RECORDS FOR THE TASK:
•••

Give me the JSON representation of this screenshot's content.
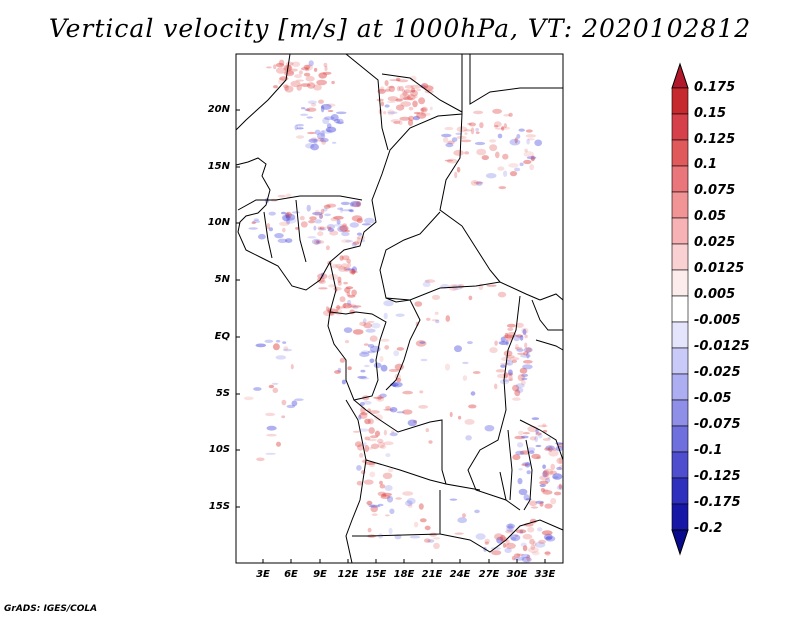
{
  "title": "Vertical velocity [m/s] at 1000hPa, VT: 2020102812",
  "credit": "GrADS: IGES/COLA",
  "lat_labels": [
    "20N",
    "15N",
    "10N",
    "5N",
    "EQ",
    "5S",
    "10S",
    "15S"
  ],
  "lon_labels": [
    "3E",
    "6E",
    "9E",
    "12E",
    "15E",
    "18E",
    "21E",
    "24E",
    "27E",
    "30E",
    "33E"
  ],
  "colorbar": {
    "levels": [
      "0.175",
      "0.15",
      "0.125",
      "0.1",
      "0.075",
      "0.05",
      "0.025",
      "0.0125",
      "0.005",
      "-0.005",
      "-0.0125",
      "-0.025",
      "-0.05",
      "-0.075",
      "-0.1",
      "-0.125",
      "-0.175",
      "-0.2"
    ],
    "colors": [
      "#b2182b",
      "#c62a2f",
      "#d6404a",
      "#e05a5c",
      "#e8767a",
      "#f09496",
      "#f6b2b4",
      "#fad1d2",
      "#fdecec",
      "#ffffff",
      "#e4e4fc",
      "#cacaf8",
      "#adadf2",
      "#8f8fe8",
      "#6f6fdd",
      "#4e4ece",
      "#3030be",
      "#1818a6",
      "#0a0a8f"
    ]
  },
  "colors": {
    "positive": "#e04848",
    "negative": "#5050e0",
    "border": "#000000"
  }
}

•••

YOUR GOAL:
Output every entry verbatim. Pictures do not belong in the copy.

THE COMPLETED TASK:
Give me the JSON representation of this screenshot's content.
{
  "title": "Vertical velocity [m/s] at 1000hPa, VT: 2020102812",
  "credit": "GrADS: IGES/COLA",
  "lat_labels": [
    "20N",
    "15N",
    "10N",
    "5N",
    "EQ",
    "5S",
    "10S",
    "15S"
  ],
  "lon_labels": [
    "3E",
    "6E",
    "9E",
    "12E",
    "15E",
    "18E",
    "21E",
    "24E",
    "27E",
    "30E",
    "33E"
  ],
  "colorbar": {
    "levels": [
      "0.175",
      "0.15",
      "0.125",
      "0.1",
      "0.075",
      "0.05",
      "0.025",
      "0.0125",
      "0.005",
      "-0.005",
      "-0.0125",
      "-0.025",
      "-0.05",
      "-0.075",
      "-0.1",
      "-0.125",
      "-0.175",
      "-0.2"
    ],
    "colors": [
      "#b2182b",
      "#c62a2f",
      "#d6404a",
      "#e05a5c",
      "#e8767a",
      "#f09496",
      "#f6b2b4",
      "#fad1d2",
      "#fdecec",
      "#ffffff",
      "#e4e4fc",
      "#cacaf8",
      "#adadf2",
      "#8f8fe8",
      "#6f6fdd",
      "#4e4ece",
      "#3030be",
      "#1818a6",
      "#0a0a8f"
    ]
  },
  "colors": {
    "positive": "#e04848",
    "negative": "#5050e0",
    "border": "#000000"
  }
}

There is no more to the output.